• **EXERCISE OBJECTIVE**
Return a copy of every line in the records that includes the word "Implementation".

[Structured figure records]
* * * * * * * * *
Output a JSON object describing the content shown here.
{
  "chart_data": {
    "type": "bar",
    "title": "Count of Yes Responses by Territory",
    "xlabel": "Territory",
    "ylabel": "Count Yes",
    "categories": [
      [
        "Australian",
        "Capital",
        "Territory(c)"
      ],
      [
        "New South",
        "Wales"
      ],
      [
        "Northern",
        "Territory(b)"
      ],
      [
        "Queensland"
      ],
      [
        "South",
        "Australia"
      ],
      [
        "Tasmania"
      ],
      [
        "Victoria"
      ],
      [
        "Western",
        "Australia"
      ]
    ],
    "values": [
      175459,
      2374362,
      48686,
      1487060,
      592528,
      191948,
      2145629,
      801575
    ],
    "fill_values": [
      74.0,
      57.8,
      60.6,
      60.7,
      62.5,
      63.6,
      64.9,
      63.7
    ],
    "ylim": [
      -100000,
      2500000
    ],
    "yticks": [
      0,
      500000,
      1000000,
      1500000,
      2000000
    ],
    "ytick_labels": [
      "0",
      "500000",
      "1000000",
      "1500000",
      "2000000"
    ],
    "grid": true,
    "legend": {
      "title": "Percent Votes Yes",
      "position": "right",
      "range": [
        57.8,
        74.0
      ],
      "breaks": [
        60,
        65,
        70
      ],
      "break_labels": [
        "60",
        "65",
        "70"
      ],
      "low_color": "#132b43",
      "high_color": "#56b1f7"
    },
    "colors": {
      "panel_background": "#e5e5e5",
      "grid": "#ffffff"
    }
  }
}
* * * * * * * * *
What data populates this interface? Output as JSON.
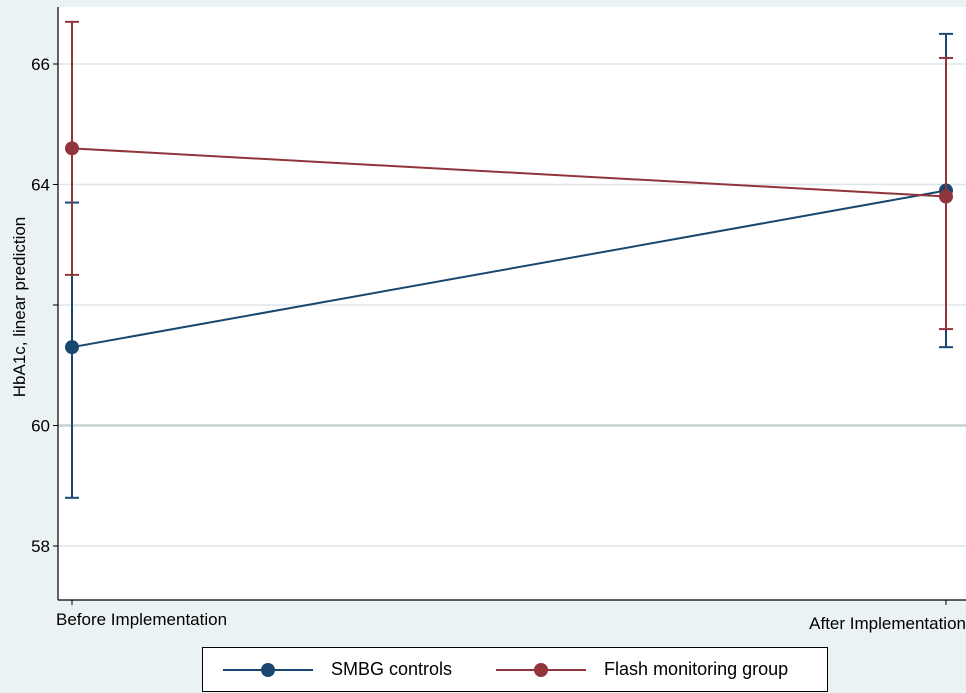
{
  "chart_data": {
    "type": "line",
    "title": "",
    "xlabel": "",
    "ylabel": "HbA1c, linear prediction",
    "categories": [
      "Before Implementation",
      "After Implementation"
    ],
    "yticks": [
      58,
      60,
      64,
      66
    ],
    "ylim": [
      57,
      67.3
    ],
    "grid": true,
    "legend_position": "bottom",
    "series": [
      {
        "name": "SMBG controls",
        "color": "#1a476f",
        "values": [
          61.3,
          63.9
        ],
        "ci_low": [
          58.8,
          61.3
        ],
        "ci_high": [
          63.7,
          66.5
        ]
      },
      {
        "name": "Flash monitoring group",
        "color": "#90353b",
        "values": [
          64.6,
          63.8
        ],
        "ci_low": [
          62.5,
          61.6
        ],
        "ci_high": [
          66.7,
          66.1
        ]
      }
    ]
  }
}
* * * * * * * * *
• **FINISHED ANSWER**
      "Before Implementation",
      "After Implementation"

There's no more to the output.